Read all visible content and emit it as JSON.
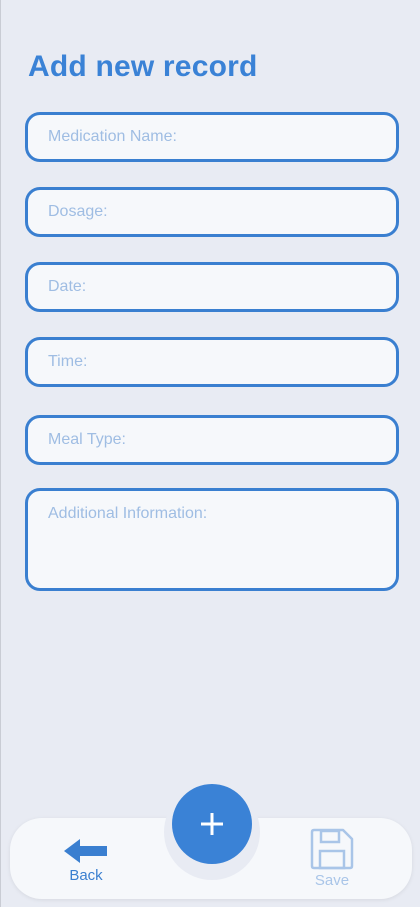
{
  "header": {
    "title": "Add new record"
  },
  "form": {
    "medication_placeholder": "Medication Name:",
    "dosage_placeholder": "Dosage:",
    "date_placeholder": "Date:",
    "time_placeholder": "Time:",
    "meal_type_placeholder": "Meal Type:",
    "additional_info_placeholder": "Additional Information:"
  },
  "nav": {
    "back_label": "Back",
    "back_icon": "arrow-left-icon",
    "add_icon": "plus-icon",
    "save_label": "Save",
    "save_icon": "floppy-disk-icon"
  },
  "colors": {
    "accent": "#3a82d6",
    "field_border": "#3a7fd0",
    "placeholder": "#9fbde3",
    "background": "#e8ebf3",
    "surface": "#f6f8fb",
    "disabled": "#a9c5e8"
  }
}
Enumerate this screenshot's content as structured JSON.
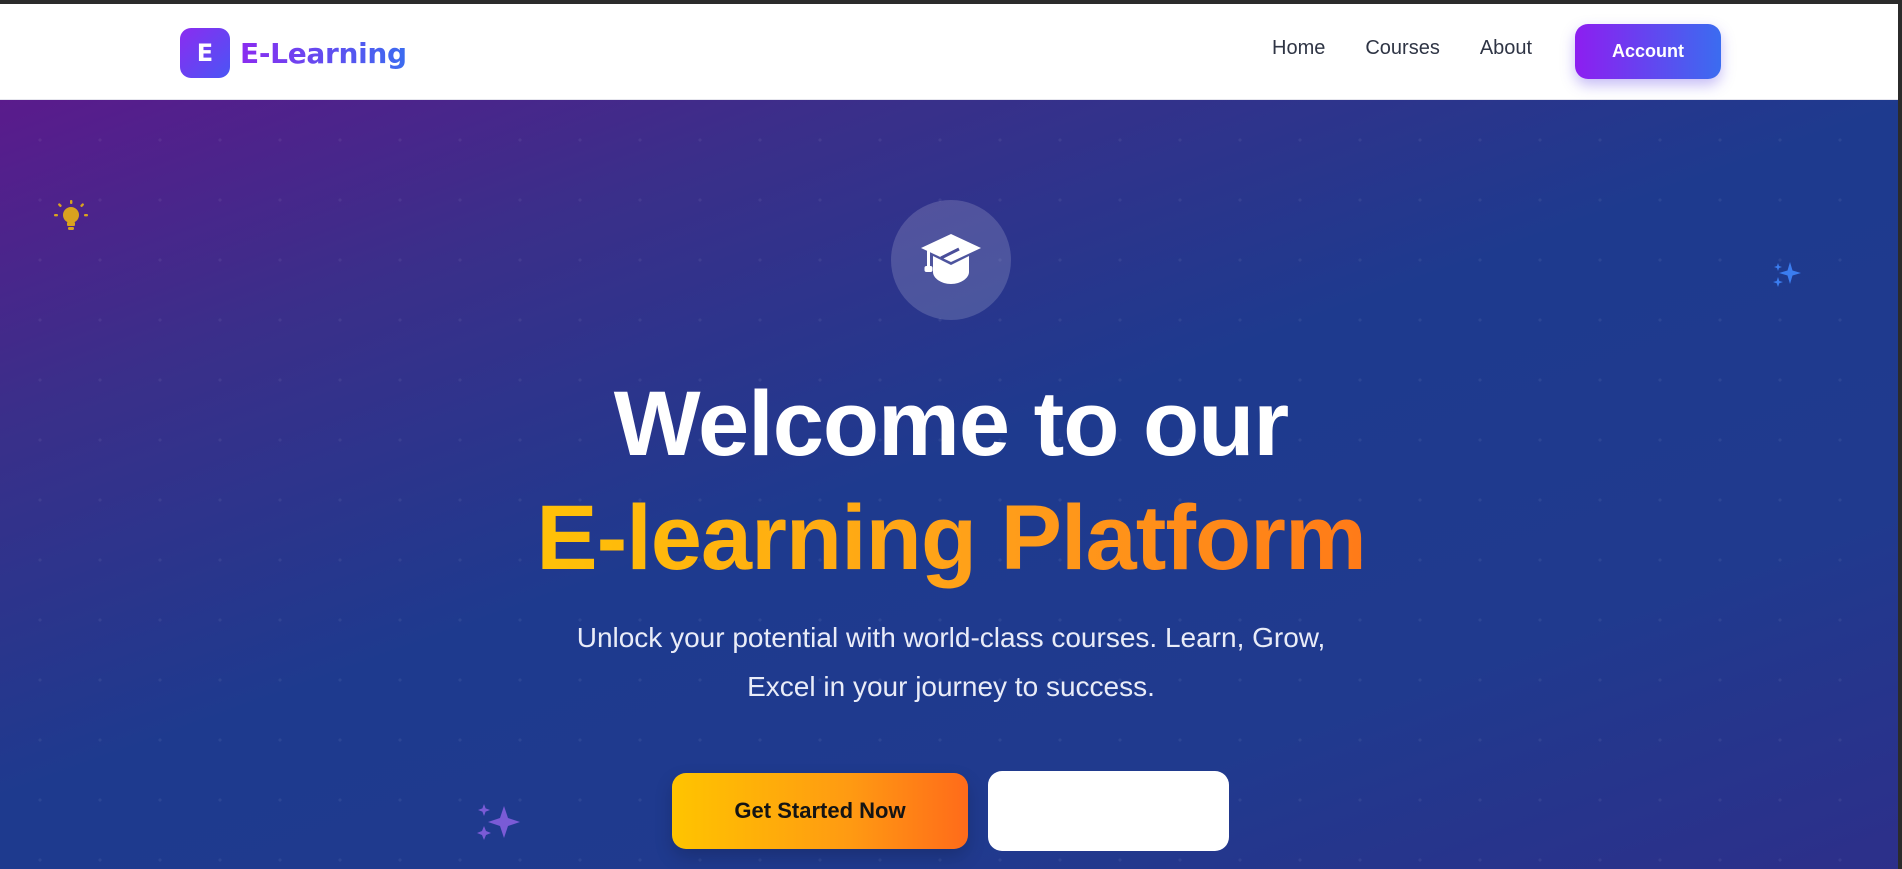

==============================

* [Problem to work on]
Drop the images and repeat the data exactly.

* [The output]
Read all visible content and emit it as JSON.
{
  "header": {
    "title": "Add new record"
  },
  "form": {
    "medication_placeholder": "Medication Name:",
    "dosage_placeholder": "Dosage:",
    "date_placeholder": "Date:",
    "time_placeholder": "Time:",
    "meal_type_placeholder": "Meal Type:",
    "additional_info_placeholder": "Additional Information:"
  },
  "nav": {
    "back_label": "Back",
    "back_icon": "arrow-left-icon",
    "add_icon": "plus-icon",
    "save_label": "Save",
    "save_icon": "floppy-disk-icon"
  },
  "colors": {
    "accent": "#3a82d6",
    "field_border": "#3a7fd0",
    "placeholder": "#9fbde3",
    "background": "#e8ebf3",
    "surface": "#f6f8fb",
    "disabled": "#a9c5e8"
  }
}
Enumerate this screenshot's content as structured JSON.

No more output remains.